- _What is expected_:
Go through the records below line by line. Count the lines with "value" and give the count alone.

[Figure data in JSON]
- - -

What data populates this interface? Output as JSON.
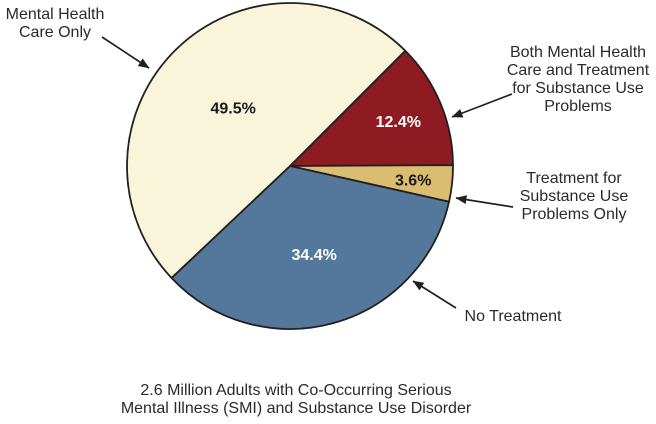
{
  "chart_data": {
    "type": "pie",
    "title": "",
    "caption_line1": "2.6 Million Adults with Co-Occurring Serious",
    "caption_line2": "Mental Illness (SMI) and Substance Use Disorder",
    "start_angle_deg": 45,
    "outline_color": "#231f20",
    "background_color": "#ffffff",
    "legend_position": "callout-labels-with-arrows",
    "slices": [
      {
        "name": "both-mental-health-and-substance",
        "label": "Both Mental Health Care and Treatment for Substance Use Problems",
        "value": 12.4,
        "display": "12.4%",
        "color": "#8e1b21",
        "text_color": "#ffffff",
        "label_radius_factor": 0.72
      },
      {
        "name": "substance-use-only",
        "label": "Treatment for Substance Use Problems Only",
        "value": 3.6,
        "display": "3.6%",
        "color": "#dbbd72",
        "text_color": "#1a1a1a",
        "label_radius_factor": 0.76
      },
      {
        "name": "no-treatment",
        "label": "No Treatment",
        "value": 34.4,
        "display": "34.4%",
        "color": "#54789b",
        "text_color": "#ffffff",
        "label_radius_factor": 0.56
      },
      {
        "name": "mental-health-only",
        "label": "Mental Health Care Only",
        "value": 49.5,
        "display": "49.5%",
        "color": "#f8f5da",
        "text_color": "#1a1a1a",
        "label_radius_factor": 0.5
      }
    ]
  },
  "callouts": {
    "mental_health_only": {
      "lines": [
        "Mental Health",
        "Care Only"
      ]
    },
    "both": {
      "lines": [
        "Both Mental Health",
        "Care and Treatment",
        "for Substance Use",
        "Problems"
      ]
    },
    "substance_only": {
      "lines": [
        "Treatment for",
        "Substance Use",
        "Problems Only"
      ]
    },
    "no_treatment": {
      "lines": [
        "No Treatment"
      ]
    }
  },
  "caption": {
    "line1": "2.6 Million Adults with Co-Occurring Serious",
    "line2": "Mental Illness (SMI) and Substance Use Disorder"
  }
}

- - -

- _The result_:
4